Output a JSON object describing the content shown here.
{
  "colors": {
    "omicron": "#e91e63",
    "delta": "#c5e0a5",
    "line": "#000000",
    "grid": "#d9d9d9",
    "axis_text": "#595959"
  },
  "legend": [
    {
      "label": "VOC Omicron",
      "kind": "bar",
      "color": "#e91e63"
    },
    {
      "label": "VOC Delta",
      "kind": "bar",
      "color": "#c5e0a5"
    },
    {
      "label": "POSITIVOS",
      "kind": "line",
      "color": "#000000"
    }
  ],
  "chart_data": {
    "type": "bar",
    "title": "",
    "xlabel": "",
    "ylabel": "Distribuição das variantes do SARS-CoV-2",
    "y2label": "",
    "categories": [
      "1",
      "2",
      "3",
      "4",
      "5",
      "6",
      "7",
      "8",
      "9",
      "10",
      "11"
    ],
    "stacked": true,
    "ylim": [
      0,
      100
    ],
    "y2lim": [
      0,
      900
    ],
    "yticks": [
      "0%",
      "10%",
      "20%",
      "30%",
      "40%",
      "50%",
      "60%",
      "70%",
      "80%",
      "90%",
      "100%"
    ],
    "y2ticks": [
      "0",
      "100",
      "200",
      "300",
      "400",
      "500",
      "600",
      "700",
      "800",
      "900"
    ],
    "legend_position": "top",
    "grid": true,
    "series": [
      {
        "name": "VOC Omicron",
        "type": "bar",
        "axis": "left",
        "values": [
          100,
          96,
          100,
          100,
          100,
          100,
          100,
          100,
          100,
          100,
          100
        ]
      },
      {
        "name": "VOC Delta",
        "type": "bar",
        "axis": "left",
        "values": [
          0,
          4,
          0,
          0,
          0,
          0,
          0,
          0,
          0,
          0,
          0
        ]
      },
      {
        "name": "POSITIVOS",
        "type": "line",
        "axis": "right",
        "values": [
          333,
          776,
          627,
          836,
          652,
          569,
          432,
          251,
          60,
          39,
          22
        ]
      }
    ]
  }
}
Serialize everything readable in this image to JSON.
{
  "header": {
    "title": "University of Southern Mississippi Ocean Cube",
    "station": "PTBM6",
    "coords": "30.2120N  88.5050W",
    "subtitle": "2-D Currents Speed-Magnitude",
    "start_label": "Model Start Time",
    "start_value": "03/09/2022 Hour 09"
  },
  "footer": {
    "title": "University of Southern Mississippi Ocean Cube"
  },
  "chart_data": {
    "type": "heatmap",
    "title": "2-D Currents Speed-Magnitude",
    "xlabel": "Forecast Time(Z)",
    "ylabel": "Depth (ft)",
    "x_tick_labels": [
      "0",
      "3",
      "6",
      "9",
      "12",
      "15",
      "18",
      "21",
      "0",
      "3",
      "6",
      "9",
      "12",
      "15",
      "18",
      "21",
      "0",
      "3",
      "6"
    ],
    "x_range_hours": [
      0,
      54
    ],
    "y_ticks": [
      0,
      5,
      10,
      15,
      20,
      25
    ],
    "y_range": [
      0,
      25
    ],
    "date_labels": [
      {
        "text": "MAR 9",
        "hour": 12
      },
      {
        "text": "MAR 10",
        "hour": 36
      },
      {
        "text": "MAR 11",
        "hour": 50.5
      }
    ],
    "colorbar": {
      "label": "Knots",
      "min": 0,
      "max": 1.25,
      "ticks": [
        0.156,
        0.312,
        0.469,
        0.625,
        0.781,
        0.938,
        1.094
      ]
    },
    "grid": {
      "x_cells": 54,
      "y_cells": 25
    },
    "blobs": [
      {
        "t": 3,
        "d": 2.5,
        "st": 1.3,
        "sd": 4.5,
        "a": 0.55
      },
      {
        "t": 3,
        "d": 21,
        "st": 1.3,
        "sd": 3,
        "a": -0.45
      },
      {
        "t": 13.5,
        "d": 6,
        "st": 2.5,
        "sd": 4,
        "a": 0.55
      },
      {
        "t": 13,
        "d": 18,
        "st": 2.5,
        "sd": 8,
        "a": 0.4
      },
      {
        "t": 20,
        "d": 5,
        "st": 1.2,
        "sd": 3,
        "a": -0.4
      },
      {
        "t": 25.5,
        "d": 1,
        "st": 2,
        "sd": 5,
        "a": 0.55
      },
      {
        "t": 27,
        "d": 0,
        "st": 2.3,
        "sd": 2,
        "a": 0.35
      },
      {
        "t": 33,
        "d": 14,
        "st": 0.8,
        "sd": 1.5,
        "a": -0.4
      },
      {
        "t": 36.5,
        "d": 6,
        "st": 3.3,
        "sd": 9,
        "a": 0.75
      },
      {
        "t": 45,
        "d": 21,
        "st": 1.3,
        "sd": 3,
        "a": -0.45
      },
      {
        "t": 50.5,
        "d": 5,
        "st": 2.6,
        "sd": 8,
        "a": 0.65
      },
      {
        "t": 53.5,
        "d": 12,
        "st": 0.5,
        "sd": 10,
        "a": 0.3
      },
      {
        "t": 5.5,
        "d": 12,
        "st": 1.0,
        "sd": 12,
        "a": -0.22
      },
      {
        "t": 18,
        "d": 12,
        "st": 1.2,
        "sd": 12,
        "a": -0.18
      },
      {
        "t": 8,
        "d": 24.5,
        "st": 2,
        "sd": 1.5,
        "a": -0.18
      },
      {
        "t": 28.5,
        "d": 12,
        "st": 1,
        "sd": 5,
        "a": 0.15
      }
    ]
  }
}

→ EXERCISE DIRECTIONS:
Return each entry from the material above exactly as it appears.

→ CORRECT ANSWER:
Output a JSON object describing the content shown here.
{
  "colors": {
    "omicron": "#e91e63",
    "delta": "#c5e0a5",
    "line": "#000000",
    "grid": "#d9d9d9",
    "axis_text": "#595959"
  },
  "legend": [
    {
      "label": "VOC Omicron",
      "kind": "bar",
      "color": "#e91e63"
    },
    {
      "label": "VOC Delta",
      "kind": "bar",
      "color": "#c5e0a5"
    },
    {
      "label": "POSITIVOS",
      "kind": "line",
      "color": "#000000"
    }
  ],
  "chart_data": {
    "type": "bar",
    "title": "",
    "xlabel": "",
    "ylabel": "Distribuição das variantes do SARS-CoV-2",
    "y2label": "",
    "categories": [
      "1",
      "2",
      "3",
      "4",
      "5",
      "6",
      "7",
      "8",
      "9",
      "10",
      "11"
    ],
    "stacked": true,
    "ylim": [
      0,
      100
    ],
    "y2lim": [
      0,
      900
    ],
    "yticks": [
      "0%",
      "10%",
      "20%",
      "30%",
      "40%",
      "50%",
      "60%",
      "70%",
      "80%",
      "90%",
      "100%"
    ],
    "y2ticks": [
      "0",
      "100",
      "200",
      "300",
      "400",
      "500",
      "600",
      "700",
      "800",
      "900"
    ],
    "legend_position": "top",
    "grid": true,
    "series": [
      {
        "name": "VOC Omicron",
        "type": "bar",
        "axis": "left",
        "values": [
          100,
          96,
          100,
          100,
          100,
          100,
          100,
          100,
          100,
          100,
          100
        ]
      },
      {
        "name": "VOC Delta",
        "type": "bar",
        "axis": "left",
        "values": [
          0,
          4,
          0,
          0,
          0,
          0,
          0,
          0,
          0,
          0,
          0
        ]
      },
      {
        "name": "POSITIVOS",
        "type": "line",
        "axis": "right",
        "values": [
          333,
          776,
          627,
          836,
          652,
          569,
          432,
          251,
          60,
          39,
          22
        ]
      }
    ]
  }
}
Serialize everything readable in this image to JSON.
{
  "header": {
    "title": "University of Southern Mississippi Ocean Cube",
    "station": "PTBM6",
    "coords": "30.2120N  88.5050W",
    "subtitle": "2-D Currents Speed-Magnitude",
    "start_label": "Model Start Time",
    "start_value": "03/09/2022 Hour 09"
  },
  "footer": {
    "title": "University of Southern Mississippi Ocean Cube"
  },
  "chart_data": {
    "type": "heatmap",
    "title": "2-D Currents Speed-Magnitude",
    "xlabel": "Forecast Time(Z)",
    "ylabel": "Depth (ft)",
    "x_tick_labels": [
      "0",
      "3",
      "6",
      "9",
      "12",
      "15",
      "18",
      "21",
      "0",
      "3",
      "6",
      "9",
      "12",
      "15",
      "18",
      "21",
      "0",
      "3",
      "6"
    ],
    "x_range_hours": [
      0,
      54
    ],
    "y_ticks": [
      0,
      5,
      10,
      15,
      20,
      25
    ],
    "y_range": [
      0,
      25
    ],
    "date_labels": [
      {
        "text": "MAR 9",
        "hour": 12
      },
      {
        "text": "MAR 10",
        "hour": 36
      },
      {
        "text": "MAR 11",
        "hour": 50.5
      }
    ],
    "colorbar": {
      "label": "Knots",
      "min": 0,
      "max": 1.25,
      "ticks": [
        0.156,
        0.312,
        0.469,
        0.625,
        0.781,
        0.938,
        1.094
      ]
    },
    "grid": {
      "x_cells": 54,
      "y_cells": 25
    },
    "blobs": [
      {
        "t": 3,
        "d": 2.5,
        "st": 1.3,
        "sd": 4.5,
        "a": 0.55
      },
      {
        "t": 3,
        "d": 21,
        "st": 1.3,
        "sd": 3,
        "a": -0.45
      },
      {
        "t": 13.5,
        "d": 6,
        "st": 2.5,
        "sd": 4,
        "a": 0.55
      },
      {
        "t": 13,
        "d": 18,
        "st": 2.5,
        "sd": 8,
        "a": 0.4
      },
      {
        "t": 20,
        "d": 5,
        "st": 1.2,
        "sd": 3,
        "a": -0.4
      },
      {
        "t": 25.5,
        "d": 1,
        "st": 2,
        "sd": 5,
        "a": 0.55
      },
      {
        "t": 27,
        "d": 0,
        "st": 2.3,
        "sd": 2,
        "a": 0.35
      },
      {
        "t": 33,
        "d": 14,
        "st": 0.8,
        "sd": 1.5,
        "a": -0.4
      },
      {
        "t": 36.5,
        "d": 6,
        "st": 3.3,
        "sd": 9,
        "a": 0.75
      },
      {
        "t": 45,
        "d": 21,
        "st": 1.3,
        "sd": 3,
        "a": -0.45
      },
      {
        "t": 50.5,
        "d": 5,
        "st": 2.6,
        "sd": 8,
        "a": 0.65
      },
      {
        "t": 53.5,
        "d": 12,
        "st": 0.5,
        "sd": 10,
        "a": 0.3
      },
      {
        "t": 5.5,
        "d": 12,
        "st": 1.0,
        "sd": 12,
        "a": -0.22
      },
      {
        "t": 18,
        "d": 12,
        "st": 1.2,
        "sd": 12,
        "a": -0.18
      },
      {
        "t": 8,
        "d": 24.5,
        "st": 2,
        "sd": 1.5,
        "a": -0.18
      },
      {
        "t": 28.5,
        "d": 12,
        "st": 1,
        "sd": 5,
        "a": 0.15
      }
    ]
  }
}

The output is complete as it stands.